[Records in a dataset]
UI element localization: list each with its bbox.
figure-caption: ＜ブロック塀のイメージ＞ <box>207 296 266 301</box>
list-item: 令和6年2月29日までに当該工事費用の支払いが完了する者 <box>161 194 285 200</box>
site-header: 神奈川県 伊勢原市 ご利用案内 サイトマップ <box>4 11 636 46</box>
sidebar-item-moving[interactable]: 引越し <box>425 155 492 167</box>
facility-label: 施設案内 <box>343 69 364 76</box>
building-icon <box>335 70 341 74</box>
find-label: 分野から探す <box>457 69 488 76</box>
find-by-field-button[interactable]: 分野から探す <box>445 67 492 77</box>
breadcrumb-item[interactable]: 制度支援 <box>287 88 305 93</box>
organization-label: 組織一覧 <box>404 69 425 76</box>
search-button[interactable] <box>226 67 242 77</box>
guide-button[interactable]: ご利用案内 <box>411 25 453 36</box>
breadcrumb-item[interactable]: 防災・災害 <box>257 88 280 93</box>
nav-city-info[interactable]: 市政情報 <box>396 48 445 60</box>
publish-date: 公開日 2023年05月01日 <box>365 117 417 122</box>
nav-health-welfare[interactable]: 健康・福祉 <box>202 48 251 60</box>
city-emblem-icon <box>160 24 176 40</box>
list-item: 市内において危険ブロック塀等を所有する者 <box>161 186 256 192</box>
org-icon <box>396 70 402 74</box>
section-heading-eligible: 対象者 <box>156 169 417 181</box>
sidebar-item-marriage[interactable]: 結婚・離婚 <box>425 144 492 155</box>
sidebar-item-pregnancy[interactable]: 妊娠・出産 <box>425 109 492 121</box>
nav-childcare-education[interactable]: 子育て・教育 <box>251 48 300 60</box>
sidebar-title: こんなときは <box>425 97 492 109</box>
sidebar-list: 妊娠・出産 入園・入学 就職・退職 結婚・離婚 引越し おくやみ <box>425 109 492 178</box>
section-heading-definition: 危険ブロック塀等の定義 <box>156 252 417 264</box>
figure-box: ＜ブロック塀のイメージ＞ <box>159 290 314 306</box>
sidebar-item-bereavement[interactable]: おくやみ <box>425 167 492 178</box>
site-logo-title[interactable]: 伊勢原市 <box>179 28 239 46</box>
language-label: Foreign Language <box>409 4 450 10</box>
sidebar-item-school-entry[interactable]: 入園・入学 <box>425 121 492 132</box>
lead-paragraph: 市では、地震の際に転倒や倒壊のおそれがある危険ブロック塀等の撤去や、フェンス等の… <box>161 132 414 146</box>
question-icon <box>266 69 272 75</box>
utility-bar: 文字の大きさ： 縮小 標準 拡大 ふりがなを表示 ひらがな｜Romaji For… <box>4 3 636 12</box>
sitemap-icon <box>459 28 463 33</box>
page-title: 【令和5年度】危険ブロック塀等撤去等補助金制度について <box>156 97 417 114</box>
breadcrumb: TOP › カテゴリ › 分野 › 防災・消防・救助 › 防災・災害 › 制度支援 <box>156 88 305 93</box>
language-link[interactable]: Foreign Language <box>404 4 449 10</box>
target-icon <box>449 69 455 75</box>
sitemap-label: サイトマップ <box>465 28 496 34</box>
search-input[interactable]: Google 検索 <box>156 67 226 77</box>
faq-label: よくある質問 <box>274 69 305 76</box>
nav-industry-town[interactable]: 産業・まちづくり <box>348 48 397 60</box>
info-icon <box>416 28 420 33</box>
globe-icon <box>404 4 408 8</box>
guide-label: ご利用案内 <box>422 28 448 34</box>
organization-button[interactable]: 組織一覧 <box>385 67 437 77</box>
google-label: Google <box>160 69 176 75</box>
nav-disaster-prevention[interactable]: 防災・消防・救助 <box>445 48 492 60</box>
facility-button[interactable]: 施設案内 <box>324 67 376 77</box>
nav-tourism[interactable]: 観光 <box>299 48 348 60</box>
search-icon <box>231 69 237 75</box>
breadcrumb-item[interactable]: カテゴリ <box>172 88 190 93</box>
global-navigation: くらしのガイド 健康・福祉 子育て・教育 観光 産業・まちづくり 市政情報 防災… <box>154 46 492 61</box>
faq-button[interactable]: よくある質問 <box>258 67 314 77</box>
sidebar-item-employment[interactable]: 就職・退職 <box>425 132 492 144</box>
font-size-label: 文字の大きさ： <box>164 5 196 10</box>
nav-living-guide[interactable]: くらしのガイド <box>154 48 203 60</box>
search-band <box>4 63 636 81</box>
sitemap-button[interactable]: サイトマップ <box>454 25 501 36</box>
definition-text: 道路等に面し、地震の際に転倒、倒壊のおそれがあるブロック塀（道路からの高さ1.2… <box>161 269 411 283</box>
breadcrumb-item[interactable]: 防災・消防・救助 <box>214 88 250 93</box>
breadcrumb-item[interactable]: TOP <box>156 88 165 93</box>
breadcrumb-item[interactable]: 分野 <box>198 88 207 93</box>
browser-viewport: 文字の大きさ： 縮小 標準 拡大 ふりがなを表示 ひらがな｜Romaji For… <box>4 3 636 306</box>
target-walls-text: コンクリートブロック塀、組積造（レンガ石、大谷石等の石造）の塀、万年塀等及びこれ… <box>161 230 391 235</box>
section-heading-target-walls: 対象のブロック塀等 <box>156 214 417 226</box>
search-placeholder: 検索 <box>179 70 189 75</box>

> Given exercise:
Rewrite the listing, replacing every instance of "breadcrumb-item" with "breadcrumb-link" and leaving everything else unchanged.

> Task output:
UI element localization: list each with its bbox.
figure-caption: ＜ブロック塀のイメージ＞ <box>207 296 266 301</box>
list-item: 令和6年2月29日までに当該工事費用の支払いが完了する者 <box>161 194 285 200</box>
site-header: 神奈川県 伊勢原市 ご利用案内 サイトマップ <box>4 11 636 46</box>
sidebar-item-moving[interactable]: 引越し <box>425 155 492 167</box>
facility-label: 施設案内 <box>343 69 364 76</box>
building-icon <box>335 70 341 74</box>
find-label: 分野から探す <box>457 69 488 76</box>
find-by-field-button[interactable]: 分野から探す <box>445 67 492 77</box>
breadcrumb-link[interactable]: 制度支援 <box>287 88 305 93</box>
organization-label: 組織一覧 <box>404 69 425 76</box>
search-button[interactable] <box>226 67 242 77</box>
guide-button[interactable]: ご利用案内 <box>411 25 453 36</box>
breadcrumb-link[interactable]: 防災・災害 <box>257 88 280 93</box>
nav-city-info[interactable]: 市政情報 <box>396 48 445 60</box>
publish-date: 公開日 2023年05月01日 <box>365 117 417 122</box>
nav-health-welfare[interactable]: 健康・福祉 <box>202 48 251 60</box>
city-emblem-icon <box>160 24 176 40</box>
list-item: 市内において危険ブロック塀等を所有する者 <box>161 186 256 192</box>
org-icon <box>396 70 402 74</box>
section-heading-eligible: 対象者 <box>156 169 417 181</box>
sidebar-item-marriage[interactable]: 結婚・離婚 <box>425 144 492 155</box>
sidebar-item-pregnancy[interactable]: 妊娠・出産 <box>425 109 492 121</box>
nav-childcare-education[interactable]: 子育て・教育 <box>251 48 300 60</box>
sidebar-title: こんなときは <box>425 97 492 109</box>
sidebar-list: 妊娠・出産 入園・入学 就職・退職 結婚・離婚 引越し おくやみ <box>425 109 492 178</box>
section-heading-definition: 危険ブロック塀等の定義 <box>156 252 417 264</box>
figure-box: ＜ブロック塀のイメージ＞ <box>159 290 314 306</box>
sidebar-item-bereavement[interactable]: おくやみ <box>425 167 492 178</box>
site-logo-title[interactable]: 伊勢原市 <box>179 28 239 46</box>
language-label: Foreign Language <box>409 4 450 10</box>
sidebar-item-school-entry[interactable]: 入園・入学 <box>425 121 492 132</box>
lead-paragraph: 市では、地震の際に転倒や倒壊のおそれがある危険ブロック塀等の撤去や、フェンス等の… <box>161 132 414 146</box>
question-icon <box>266 69 272 75</box>
utility-bar: 文字の大きさ： 縮小 標準 拡大 ふりがなを表示 ひらがな｜Romaji For… <box>4 3 636 12</box>
sitemap-icon <box>459 28 463 33</box>
page-title: 【令和5年度】危険ブロック塀等撤去等補助金制度について <box>156 97 417 114</box>
breadcrumb: TOP › カテゴリ › 分野 › 防災・消防・救助 › 防災・災害 › 制度支援 <box>156 88 305 93</box>
language-link[interactable]: Foreign Language <box>404 4 449 10</box>
target-icon <box>449 69 455 75</box>
sitemap-label: サイトマップ <box>465 28 496 34</box>
search-input[interactable]: Google 検索 <box>156 67 226 77</box>
faq-label: よくある質問 <box>274 69 305 76</box>
nav-industry-town[interactable]: 産業・まちづくり <box>348 48 397 60</box>
info-icon <box>416 28 420 33</box>
globe-icon <box>404 4 408 8</box>
guide-label: ご利用案内 <box>422 28 448 34</box>
organization-button[interactable]: 組織一覧 <box>385 67 437 77</box>
google-label: Google <box>160 69 176 75</box>
nav-disaster-prevention[interactable]: 防災・消防・救助 <box>445 48 492 60</box>
facility-button[interactable]: 施設案内 <box>324 67 376 77</box>
nav-tourism[interactable]: 観光 <box>299 48 348 60</box>
search-icon <box>231 69 237 75</box>
breadcrumb-link[interactable]: カテゴリ <box>172 88 190 93</box>
global-navigation: くらしのガイド 健康・福祉 子育て・教育 観光 産業・まちづくり 市政情報 防災… <box>154 46 492 61</box>
faq-button[interactable]: よくある質問 <box>258 67 314 77</box>
sidebar-item-employment[interactable]: 就職・退職 <box>425 132 492 144</box>
font-size-label: 文字の大きさ： <box>164 5 196 10</box>
nav-living-guide[interactable]: くらしのガイド <box>154 48 203 60</box>
search-band <box>4 63 636 81</box>
sitemap-button[interactable]: サイトマップ <box>454 25 501 36</box>
definition-text: 道路等に面し、地震の際に転倒、倒壊のおそれがあるブロック塀（道路からの高さ1.2… <box>161 269 411 283</box>
breadcrumb-link[interactable]: 防災・消防・救助 <box>214 88 250 93</box>
breadcrumb-link[interactable]: TOP <box>156 88 165 93</box>
breadcrumb-link[interactable]: 分野 <box>198 88 207 93</box>
browser-viewport: 文字の大きさ： 縮小 標準 拡大 ふりがなを表示 ひらがな｜Romaji For… <box>4 3 636 306</box>
target-walls-text: コンクリートブロック塀、組積造（レンガ石、大谷石等の石造）の塀、万年塀等及びこれ… <box>161 230 391 235</box>
section-heading-target-walls: 対象のブロック塀等 <box>156 214 417 226</box>
search-placeholder: 検索 <box>179 70 189 75</box>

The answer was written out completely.